Make an exact copy of the records, dropping all pictures.

++++++

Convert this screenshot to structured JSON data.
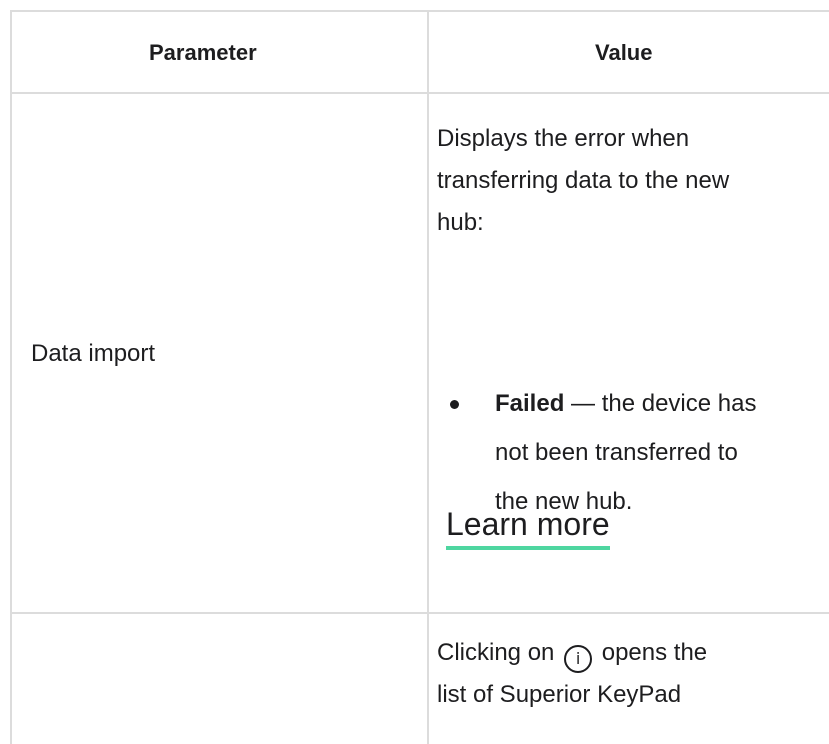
{
  "table": {
    "header": {
      "parameter": "Parameter",
      "value": "Value"
    },
    "rows": [
      {
        "parameter": "Data import",
        "value_intro_lines": [
          "Displays the error when",
          "transferring data to the new",
          "hub:"
        ],
        "bullet": {
          "term": "Failed",
          "separator": " — ",
          "line1_rest": "the device has",
          "line2": "not been transferred to",
          "line3": "the new hub."
        },
        "link": "Learn more"
      },
      {
        "parameter": "",
        "value_line1_before_icon": "Clicking on ",
        "icon_glyph": "i",
        "value_line1_after_icon": " opens the",
        "value_line2": "list of Superior KeyPad"
      }
    ]
  },
  "colors": {
    "border": "#dcdcdc",
    "text": "#1d1d1f",
    "link_underline": "#4ed6a0"
  },
  "icons": {
    "info": "info-icon"
  }
}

++++++

RESULT FOR THIS TASK:
Convert this screenshot to structured JSON data.
{
  "table": {
    "header": {
      "parameter": "Parameter",
      "value": "Value"
    },
    "rows": [
      {
        "parameter": "Data import",
        "value_intro_lines": [
          "Displays the error when",
          "transferring data to the new",
          "hub:"
        ],
        "bullet": {
          "term": "Failed",
          "separator": " — ",
          "line1_rest": "the device has",
          "line2": "not been transferred to",
          "line3": "the new hub."
        },
        "link": "Learn more"
      },
      {
        "parameter": "",
        "value_line1_before_icon": "Clicking on ",
        "icon_glyph": "i",
        "value_line1_after_icon": " opens the",
        "value_line2": "list of Superior KeyPad"
      }
    ]
  },
  "colors": {
    "border": "#dcdcdc",
    "text": "#1d1d1f",
    "link_underline": "#4ed6a0"
  },
  "icons": {
    "info": "info-icon"
  }
}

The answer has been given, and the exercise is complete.